SHORT EXERCISE: Leave the pictures out. Return all other data exactly.

INFORMATION SUPPLIED:
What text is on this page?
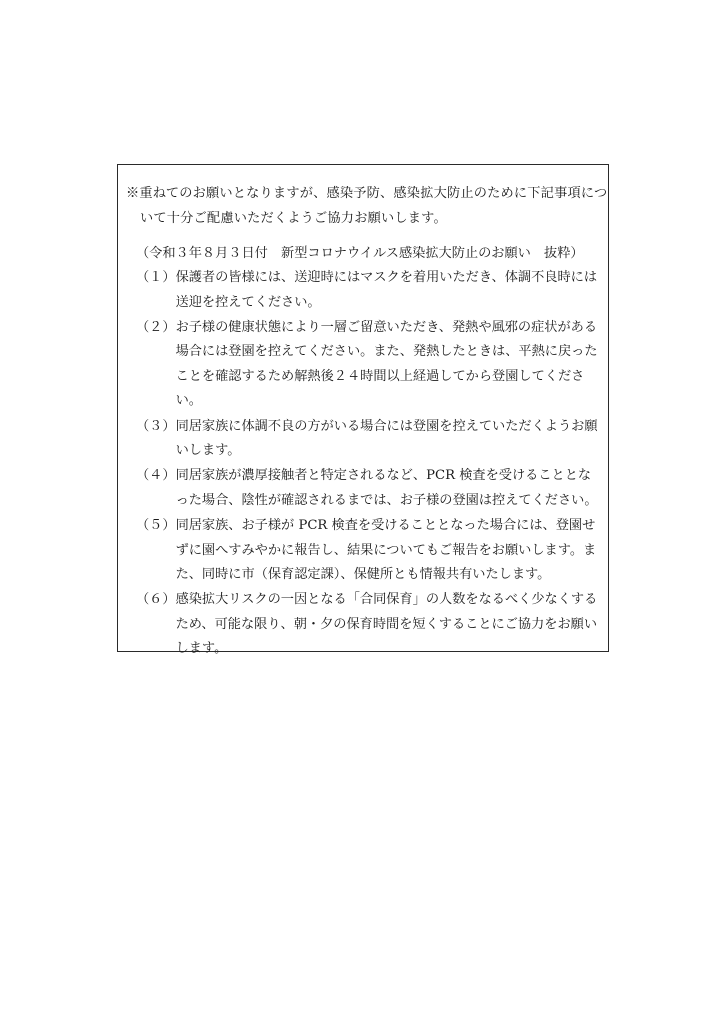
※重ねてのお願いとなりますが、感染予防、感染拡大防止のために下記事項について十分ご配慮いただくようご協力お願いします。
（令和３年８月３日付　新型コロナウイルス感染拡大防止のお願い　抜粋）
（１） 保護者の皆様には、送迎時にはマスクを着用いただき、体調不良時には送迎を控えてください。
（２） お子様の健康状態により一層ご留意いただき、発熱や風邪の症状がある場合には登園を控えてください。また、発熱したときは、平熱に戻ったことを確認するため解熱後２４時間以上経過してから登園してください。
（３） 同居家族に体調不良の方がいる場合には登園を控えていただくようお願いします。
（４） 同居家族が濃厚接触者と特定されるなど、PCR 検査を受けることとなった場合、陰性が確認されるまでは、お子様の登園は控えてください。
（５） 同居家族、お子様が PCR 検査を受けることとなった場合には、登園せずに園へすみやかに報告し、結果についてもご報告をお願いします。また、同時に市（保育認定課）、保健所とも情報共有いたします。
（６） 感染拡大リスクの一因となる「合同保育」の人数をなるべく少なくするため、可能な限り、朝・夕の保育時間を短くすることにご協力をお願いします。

EXERCISE OUTPUT:
What text is on this page?
※重ねてのお願いとなりますが、感染予防、感染拡大防止のために下記事項について十分ご配慮いただくようご協力お願いします。
（令和３年８月３日付　新型コロナウイルス感染拡大防止のお願い　抜粋）
（１） 保護者の皆様には、送迎時にはマスクを着用いただき、体調不良時には送迎を控えてください。
（２） お子様の健康状態により一層ご留意いただき、発熱や風邪の症状がある場合には登園を控えてください。また、発熱したときは、平熱に戻ったことを確認するため解熱後２４時間以上経過してから登園してください。
（３） 同居家族に体調不良の方がいる場合には登園を控えていただくようお願いします。
（４） 同居家族が濃厚接触者と特定されるなど、PCR 検査を受けることとなった場合、陰性が確認されるまでは、お子様の登園は控えてください。
（５） 同居家族、お子様が PCR 検査を受けることとなった場合には、登園せずに園へすみやかに報告し、結果についてもご報告をお願いします。また、同時に市（保育認定課）、保健所とも情報共有いたします。
（６） 感染拡大リスクの一因となる「合同保育」の人数をなるべく少なくするため、可能な限り、朝・夕の保育時間を短くすることにご協力をお願いします。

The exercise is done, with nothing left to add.